**DIRECTIONS FOR THIS TASK**
Wherever the string "ylabel" occurs in a line of these records, report that line.

## start GIVEN RECORDS

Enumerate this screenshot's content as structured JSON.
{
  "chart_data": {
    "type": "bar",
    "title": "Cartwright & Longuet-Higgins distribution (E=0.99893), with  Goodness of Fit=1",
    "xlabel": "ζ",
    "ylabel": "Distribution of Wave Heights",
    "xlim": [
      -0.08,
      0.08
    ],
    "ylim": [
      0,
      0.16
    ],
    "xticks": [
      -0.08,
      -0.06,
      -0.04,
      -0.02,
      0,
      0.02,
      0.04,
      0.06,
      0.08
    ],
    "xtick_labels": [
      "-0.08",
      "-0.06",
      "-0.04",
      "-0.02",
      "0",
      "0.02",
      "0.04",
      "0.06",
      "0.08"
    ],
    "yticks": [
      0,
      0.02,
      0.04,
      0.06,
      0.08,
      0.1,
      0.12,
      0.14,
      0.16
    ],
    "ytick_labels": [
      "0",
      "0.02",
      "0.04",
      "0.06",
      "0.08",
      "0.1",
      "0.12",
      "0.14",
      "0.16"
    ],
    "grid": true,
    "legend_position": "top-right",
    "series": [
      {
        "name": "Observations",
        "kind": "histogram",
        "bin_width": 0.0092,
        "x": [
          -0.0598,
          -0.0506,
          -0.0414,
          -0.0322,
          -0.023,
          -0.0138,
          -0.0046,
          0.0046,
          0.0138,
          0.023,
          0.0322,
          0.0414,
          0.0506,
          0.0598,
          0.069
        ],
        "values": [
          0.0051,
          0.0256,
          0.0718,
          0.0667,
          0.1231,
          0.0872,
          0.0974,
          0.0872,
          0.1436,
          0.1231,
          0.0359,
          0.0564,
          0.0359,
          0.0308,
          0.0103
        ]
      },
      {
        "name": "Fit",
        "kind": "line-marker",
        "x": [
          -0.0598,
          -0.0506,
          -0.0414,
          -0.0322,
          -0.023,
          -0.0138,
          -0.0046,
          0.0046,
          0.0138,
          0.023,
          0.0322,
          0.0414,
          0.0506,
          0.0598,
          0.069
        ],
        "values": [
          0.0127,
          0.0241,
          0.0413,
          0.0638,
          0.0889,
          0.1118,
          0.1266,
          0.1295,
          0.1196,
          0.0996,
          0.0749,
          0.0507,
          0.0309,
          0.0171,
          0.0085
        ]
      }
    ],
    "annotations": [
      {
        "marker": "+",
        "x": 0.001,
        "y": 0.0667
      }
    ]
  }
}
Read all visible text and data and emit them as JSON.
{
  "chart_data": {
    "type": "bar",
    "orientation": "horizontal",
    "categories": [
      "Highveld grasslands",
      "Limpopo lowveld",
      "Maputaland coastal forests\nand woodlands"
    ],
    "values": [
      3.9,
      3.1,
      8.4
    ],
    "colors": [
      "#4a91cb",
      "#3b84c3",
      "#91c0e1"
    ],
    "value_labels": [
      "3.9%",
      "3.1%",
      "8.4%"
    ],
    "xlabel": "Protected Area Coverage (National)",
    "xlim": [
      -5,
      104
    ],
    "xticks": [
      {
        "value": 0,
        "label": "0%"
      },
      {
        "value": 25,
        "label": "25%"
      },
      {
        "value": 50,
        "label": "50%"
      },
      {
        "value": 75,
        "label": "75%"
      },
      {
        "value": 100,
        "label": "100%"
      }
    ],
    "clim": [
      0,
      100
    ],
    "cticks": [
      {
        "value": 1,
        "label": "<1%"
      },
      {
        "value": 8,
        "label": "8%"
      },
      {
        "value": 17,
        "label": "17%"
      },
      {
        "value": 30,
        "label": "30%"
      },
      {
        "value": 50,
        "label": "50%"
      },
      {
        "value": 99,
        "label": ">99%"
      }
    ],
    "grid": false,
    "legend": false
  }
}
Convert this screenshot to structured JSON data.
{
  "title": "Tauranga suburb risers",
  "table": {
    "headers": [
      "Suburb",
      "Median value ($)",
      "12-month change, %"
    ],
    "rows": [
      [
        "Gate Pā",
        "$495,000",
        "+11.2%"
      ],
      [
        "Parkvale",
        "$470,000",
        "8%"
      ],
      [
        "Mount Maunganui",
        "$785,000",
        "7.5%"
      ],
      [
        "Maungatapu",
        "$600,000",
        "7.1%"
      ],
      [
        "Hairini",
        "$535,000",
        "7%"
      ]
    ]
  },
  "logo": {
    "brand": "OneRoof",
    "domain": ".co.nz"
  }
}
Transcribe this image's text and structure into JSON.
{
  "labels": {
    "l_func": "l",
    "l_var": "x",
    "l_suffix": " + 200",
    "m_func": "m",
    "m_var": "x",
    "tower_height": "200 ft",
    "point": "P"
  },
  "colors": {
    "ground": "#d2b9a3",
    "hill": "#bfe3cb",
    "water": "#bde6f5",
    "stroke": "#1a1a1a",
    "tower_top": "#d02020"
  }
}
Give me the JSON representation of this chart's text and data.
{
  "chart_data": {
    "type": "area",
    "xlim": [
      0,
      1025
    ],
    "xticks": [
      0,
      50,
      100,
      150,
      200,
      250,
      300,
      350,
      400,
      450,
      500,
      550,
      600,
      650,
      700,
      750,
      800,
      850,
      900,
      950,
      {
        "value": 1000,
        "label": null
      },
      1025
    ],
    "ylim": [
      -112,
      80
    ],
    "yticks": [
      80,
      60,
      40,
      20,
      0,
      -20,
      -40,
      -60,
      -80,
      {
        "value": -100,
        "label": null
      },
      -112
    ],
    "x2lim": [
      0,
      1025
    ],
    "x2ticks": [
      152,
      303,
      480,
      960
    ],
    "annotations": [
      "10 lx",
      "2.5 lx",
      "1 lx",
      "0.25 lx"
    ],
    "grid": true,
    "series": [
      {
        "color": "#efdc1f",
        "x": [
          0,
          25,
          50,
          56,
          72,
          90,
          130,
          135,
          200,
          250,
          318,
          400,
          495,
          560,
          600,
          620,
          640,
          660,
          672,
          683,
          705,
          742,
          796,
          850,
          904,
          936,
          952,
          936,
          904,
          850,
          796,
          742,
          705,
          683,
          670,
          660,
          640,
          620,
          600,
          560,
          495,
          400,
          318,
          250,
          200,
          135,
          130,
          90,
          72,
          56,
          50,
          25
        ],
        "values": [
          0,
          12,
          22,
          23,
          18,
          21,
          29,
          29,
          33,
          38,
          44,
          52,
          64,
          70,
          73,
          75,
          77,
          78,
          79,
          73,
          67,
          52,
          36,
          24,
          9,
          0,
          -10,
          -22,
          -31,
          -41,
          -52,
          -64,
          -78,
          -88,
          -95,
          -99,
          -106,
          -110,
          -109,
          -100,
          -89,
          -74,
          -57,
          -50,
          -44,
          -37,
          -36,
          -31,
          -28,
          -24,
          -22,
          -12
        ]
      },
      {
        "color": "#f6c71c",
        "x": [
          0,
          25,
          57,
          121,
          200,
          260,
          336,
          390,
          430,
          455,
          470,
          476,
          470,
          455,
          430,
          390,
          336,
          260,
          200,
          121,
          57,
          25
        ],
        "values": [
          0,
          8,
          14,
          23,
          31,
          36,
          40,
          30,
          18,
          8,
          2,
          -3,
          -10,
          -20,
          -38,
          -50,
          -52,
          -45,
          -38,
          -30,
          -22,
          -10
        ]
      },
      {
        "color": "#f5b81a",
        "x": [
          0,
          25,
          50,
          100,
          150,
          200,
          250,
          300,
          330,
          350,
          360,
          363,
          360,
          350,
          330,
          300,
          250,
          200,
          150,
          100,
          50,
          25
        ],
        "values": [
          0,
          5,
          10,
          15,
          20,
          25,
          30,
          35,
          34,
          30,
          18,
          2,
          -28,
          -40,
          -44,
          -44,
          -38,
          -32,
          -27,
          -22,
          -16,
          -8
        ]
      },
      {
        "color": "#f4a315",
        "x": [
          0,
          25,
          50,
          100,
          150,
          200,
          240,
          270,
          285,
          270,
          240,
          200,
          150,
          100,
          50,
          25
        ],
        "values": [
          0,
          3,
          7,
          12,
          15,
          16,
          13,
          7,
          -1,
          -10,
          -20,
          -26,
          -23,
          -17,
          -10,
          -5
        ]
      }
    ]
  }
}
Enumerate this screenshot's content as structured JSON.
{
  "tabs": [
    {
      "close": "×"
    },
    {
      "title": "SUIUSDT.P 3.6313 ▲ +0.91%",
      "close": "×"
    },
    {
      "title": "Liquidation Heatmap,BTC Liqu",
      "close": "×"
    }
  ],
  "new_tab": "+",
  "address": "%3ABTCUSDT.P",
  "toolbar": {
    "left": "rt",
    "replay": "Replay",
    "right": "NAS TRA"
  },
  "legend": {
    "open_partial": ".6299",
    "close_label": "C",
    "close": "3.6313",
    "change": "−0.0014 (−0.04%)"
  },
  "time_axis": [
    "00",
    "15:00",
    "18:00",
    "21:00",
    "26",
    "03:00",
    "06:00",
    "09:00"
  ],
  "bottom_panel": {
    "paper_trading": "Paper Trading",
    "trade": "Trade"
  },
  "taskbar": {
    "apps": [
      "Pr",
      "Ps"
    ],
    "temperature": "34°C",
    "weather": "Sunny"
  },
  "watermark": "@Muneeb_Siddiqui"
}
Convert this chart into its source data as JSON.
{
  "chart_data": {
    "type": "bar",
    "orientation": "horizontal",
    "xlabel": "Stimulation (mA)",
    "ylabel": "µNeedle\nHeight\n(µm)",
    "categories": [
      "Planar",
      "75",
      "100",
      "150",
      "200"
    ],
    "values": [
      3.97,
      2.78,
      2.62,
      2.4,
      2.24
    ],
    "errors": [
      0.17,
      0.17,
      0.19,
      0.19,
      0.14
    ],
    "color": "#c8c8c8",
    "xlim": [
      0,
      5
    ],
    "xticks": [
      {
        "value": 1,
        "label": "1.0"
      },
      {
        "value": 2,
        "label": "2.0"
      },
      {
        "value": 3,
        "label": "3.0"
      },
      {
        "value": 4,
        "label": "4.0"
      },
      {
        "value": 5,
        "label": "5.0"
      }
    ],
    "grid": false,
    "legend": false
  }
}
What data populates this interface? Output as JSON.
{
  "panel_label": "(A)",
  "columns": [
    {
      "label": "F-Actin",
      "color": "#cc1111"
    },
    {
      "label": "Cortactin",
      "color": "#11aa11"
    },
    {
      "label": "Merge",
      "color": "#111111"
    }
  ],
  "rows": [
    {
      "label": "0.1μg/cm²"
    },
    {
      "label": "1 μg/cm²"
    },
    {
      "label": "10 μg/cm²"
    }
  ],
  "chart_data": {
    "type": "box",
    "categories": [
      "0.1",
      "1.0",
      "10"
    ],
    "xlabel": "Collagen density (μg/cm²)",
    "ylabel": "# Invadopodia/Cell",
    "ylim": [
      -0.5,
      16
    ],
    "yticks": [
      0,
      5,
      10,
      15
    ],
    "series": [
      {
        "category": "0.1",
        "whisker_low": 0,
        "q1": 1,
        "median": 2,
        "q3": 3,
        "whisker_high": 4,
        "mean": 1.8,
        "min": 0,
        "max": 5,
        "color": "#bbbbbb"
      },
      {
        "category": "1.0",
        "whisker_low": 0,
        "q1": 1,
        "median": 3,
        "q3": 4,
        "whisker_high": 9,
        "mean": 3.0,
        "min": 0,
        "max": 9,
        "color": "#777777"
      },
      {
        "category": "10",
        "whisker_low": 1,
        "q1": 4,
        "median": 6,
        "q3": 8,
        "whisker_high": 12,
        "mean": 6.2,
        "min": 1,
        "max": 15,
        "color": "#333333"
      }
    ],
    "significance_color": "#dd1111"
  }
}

## end GIVEN RECORDS

**SOLUTION TO THIS PROBLEM**
    "ylabel": "Distribution of Wave Heights",
    "ylabel": "µNeedle\nHeight\n(µm)",
    "ylabel": "# Invadopodia/Cell",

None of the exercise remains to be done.